# 70-300mm f/4-5.6L IS vs 100-400 f/4.5-5.6L IS



## LIsnap (Apr 18, 2012)

I just moved to the 5DIII from the 50D. With my 70-200mm f/4L non-IS I am missing the extra reach that the 50D crop factor provided for outdoor sports. Looking for suggestions on whether the 70-300mm f/4-5.6L IS is recommended over the 100-400 f/4.5-5.6L IS. Is the 70-300mm IQ and IS that much better to justify the trade off of 300mm vs 400mm max focal length? The 100-400mm seems due for an update that might make the choice easier, but I'd rather not wait indefinitely for that.


----------



## criza (Apr 18, 2012)

Why not get the Canon Extender 1.4x II or 2x III? 8)


----------



## Harv (Apr 18, 2012)

criza said:


> Why not get the Canon Extender 1.4x II or 2x III? 8)



The 70-300 L does not accept an extender.


----------



## Harv (Apr 18, 2012)

With the resolution of the 70-300 L and the 5D3, you should be able to crop fairly deep if needed. The IQ and IS of the 70-300 is much, much better than the 100-400. I have owned both and can say that from experience.


----------



## briansquibb (Apr 18, 2012)

Harv said:


> With the resolution of the 70-300 L and the 5D3, you should be able to crop fairly deep if needed. The IQ and IS of the 70-300 is much, much better than the 100-400. I have owned both and can say that from experience.



+1

The 70-300L is much lighter and dhorter too


----------



## Stu_bert (Apr 18, 2012)

Harv said:


> criza said:
> 
> 
> > Why not get the Canon Extender 1.4x II or 2x III? 8)
> ...


Not a Canon extender, no, Canon "fixed" that. It does with the Kenko Pro range. Alas not had chance to compare with the 100-400 as mine is alas a rubbish copy. Others however on this forum have good copies so I think that I'm in a minority.

@OP - You're 200mm on the 50D gave you effective 320mm, with 1.4x converter then it gave you 448mm. If you need that sort of reach, then is it not more of a compare the 100-400mm with the 400mm f/5.6 and keep you're existing 70-200?


----------



## Zo0m (Apr 18, 2012)

Stu_bert said:


> Harv said:
> 
> 
> > criza said:
> ...




I Think criza meant an 1.4 extender to the 70-200f4. Which would actually make the fov similar to an 50d without extender...


----------



## lol (Apr 18, 2012)

At least for my samples, there is no significant difference in image quality between the 70-300L and 100-400L.

The choice then is what do you want more out of the remaining feature differences:
70-300L possible advantages:
- is smaller and lighter
- noticeably better IS system
- more weather resistant

100-400L possible advantages:
- 400mm!
- At close focus, the 70-300L seems to exhibit more focal length shrinkage than the 100-400L.
- The 70-300L focus varies as you zoom whereas the 100-400L is more constant.

Depending on preferences:
- Conventional twist zoom vs faster push-pull.

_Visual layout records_

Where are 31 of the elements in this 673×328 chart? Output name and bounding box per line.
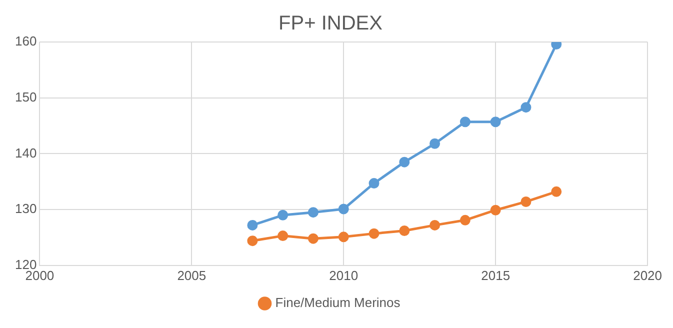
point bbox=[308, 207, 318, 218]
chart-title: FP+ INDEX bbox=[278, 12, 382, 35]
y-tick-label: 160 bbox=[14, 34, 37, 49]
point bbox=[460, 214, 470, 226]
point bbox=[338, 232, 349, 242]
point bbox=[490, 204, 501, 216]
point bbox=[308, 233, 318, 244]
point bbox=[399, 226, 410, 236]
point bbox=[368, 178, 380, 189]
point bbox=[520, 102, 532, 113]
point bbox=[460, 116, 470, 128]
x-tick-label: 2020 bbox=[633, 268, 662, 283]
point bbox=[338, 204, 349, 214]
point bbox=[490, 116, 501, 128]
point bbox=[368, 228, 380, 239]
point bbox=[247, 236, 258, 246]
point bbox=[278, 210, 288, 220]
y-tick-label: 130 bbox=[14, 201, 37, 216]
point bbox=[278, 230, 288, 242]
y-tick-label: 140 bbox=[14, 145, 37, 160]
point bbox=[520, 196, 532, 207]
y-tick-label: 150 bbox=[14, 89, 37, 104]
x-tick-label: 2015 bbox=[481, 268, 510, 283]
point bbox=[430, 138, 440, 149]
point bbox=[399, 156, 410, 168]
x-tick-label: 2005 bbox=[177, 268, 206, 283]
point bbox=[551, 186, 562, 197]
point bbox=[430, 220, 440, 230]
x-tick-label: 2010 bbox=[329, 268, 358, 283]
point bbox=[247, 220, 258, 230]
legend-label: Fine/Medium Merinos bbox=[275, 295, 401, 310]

* * *

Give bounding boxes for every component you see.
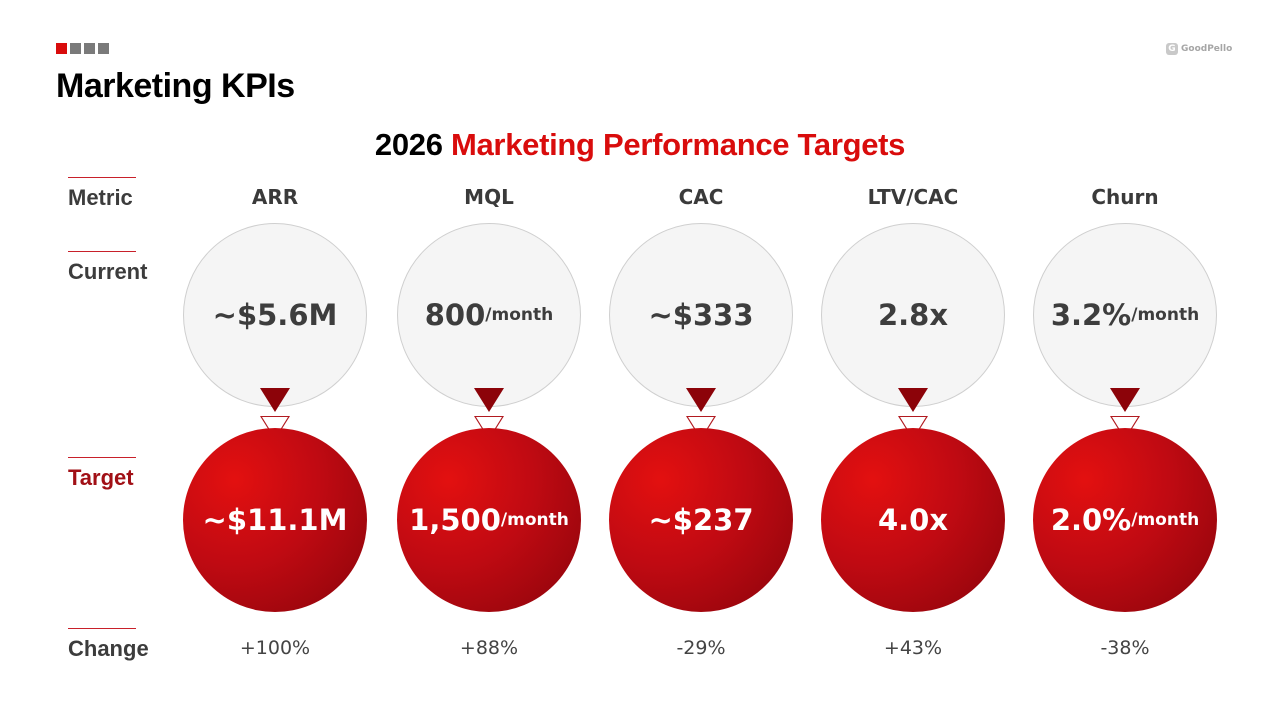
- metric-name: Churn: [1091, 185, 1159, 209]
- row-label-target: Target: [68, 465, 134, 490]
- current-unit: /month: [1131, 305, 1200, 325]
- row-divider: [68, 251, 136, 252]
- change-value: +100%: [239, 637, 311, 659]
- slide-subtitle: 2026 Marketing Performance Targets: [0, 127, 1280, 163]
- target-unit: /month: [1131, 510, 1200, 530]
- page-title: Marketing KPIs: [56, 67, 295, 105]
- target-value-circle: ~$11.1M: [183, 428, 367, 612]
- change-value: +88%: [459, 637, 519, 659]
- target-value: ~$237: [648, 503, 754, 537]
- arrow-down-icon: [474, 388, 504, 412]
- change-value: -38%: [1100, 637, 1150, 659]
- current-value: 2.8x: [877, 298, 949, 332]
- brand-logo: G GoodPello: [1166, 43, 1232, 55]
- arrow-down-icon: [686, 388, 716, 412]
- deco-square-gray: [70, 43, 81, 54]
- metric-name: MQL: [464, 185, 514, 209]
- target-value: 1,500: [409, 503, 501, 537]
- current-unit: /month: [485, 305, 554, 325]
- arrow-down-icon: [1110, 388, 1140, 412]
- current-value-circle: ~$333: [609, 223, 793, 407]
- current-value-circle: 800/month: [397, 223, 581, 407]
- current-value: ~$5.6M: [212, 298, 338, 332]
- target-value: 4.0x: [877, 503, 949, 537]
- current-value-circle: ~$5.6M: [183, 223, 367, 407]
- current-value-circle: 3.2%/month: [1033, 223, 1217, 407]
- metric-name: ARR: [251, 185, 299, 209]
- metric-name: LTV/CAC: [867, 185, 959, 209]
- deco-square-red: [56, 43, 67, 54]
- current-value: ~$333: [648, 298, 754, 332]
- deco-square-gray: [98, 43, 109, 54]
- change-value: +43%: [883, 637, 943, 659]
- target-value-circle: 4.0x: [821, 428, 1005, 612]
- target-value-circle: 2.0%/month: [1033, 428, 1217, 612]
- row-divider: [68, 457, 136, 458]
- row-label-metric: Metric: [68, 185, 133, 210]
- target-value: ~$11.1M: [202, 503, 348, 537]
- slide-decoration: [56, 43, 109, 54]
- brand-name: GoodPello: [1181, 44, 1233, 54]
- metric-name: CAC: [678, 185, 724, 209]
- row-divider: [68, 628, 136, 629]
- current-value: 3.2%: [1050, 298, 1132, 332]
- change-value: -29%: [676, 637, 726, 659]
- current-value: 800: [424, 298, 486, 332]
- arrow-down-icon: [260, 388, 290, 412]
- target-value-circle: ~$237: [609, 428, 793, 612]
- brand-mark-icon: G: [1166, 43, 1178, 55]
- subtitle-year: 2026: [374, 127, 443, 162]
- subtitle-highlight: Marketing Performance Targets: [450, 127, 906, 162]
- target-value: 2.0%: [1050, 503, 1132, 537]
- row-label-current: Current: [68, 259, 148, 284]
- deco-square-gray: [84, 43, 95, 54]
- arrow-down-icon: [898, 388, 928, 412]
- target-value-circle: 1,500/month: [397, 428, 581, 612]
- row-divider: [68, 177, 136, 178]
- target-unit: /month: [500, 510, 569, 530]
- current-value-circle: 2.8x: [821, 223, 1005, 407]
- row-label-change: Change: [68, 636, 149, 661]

==

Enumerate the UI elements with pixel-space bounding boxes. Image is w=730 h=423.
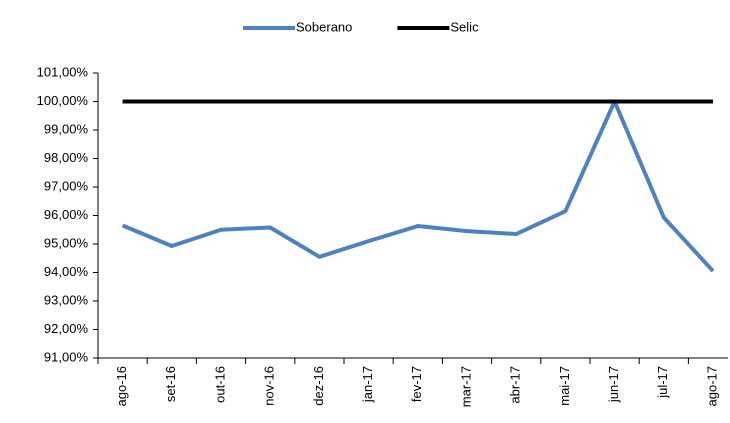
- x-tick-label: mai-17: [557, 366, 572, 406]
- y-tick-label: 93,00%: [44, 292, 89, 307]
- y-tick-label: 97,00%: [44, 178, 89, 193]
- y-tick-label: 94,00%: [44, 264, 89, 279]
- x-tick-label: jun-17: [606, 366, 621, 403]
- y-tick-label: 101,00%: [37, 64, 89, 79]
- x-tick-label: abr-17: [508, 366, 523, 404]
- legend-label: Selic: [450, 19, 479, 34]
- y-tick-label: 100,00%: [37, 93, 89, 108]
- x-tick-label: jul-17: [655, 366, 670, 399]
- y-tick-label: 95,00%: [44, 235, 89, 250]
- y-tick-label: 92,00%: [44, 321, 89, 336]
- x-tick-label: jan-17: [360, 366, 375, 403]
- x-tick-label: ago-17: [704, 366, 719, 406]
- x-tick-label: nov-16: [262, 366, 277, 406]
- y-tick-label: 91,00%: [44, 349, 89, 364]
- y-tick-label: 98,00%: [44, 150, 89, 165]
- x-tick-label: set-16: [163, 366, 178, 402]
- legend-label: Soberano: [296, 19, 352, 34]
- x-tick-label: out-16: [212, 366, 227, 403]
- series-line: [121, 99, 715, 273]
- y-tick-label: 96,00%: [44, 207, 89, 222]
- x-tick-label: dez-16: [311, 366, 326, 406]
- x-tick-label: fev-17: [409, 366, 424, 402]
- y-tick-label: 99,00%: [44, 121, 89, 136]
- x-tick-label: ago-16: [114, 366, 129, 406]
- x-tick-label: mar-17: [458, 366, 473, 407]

_What is asked_
1. In the lens comparison thread, which lens does Harv say does not accept an extender?
2. Pick up the lens comparison thread after its last line and write what comes next.
The entries aren't needed for anything here.

_Responses to the tasks_
1. The 70-300 L.

2.
If you put a gun to my head and say pick one, I'd go for the 100-400L without hesitation. The IS isn't really much benefit since in many applications you need a fast shutter speed to prevent subject motion blur. Lack of weather sealing is why I added the 70-300L, but even without sealing the 100-400L can be used unprotected in moderate rain for quite some time before condensation forms on the internal lens elements, rendering it unusable until you dry it out. The push-pull zoom is a lot faster and more accurate to use if you want to keep up with a dynamic moving subject.


----------



## briansquibb (Apr 18, 2012)

lol said:


> The push-pull zoom is a lot faster and more accurate to use if you want to keep up with a dynamic moving subject.



That is probably down to the individual - personally pulling the lens away from you face means you have to hold tight with the right hand which stops me adjusting the AF point dynamically

The extra weight is a hinderance when turning quickly


----------



## Stu_bert (Apr 18, 2012)

Zo0m said:


> Stu_bert said:
> 
> 
> > Harv said:
> ...


Yup you're right, sorry to OP and thanks for highlighting. The 70-300mm L is a more recent lens. From what I have seen, quicker AF, better IS than 100-400mm. You're "used" to an effective reach of ~300mm, so I would add another option which is simply the 1.4x extender to give you the reach you had. And I've seen a review which said quality of the 70-200 with 1.4x and 70-300mm was close. If you don't need the range of 300mm, then the 70-200 without the 1.4x converter is sharper. The 1.4x might also defer your decision until a possible 100-400mm MK II appeared.

If you need 400mm reach, and want flexibility, then the 100-400mm is your option. I've not seen comparison on 400mm f/4 vs the 100-400mm if reach is your only concern and you have flexibility in positioning.

Of course, if you have a friendly dealer, then I am sure you could try the lenses outside their shop with moving vehicles and see which you prefer...?


----------



## lol (Apr 18, 2012)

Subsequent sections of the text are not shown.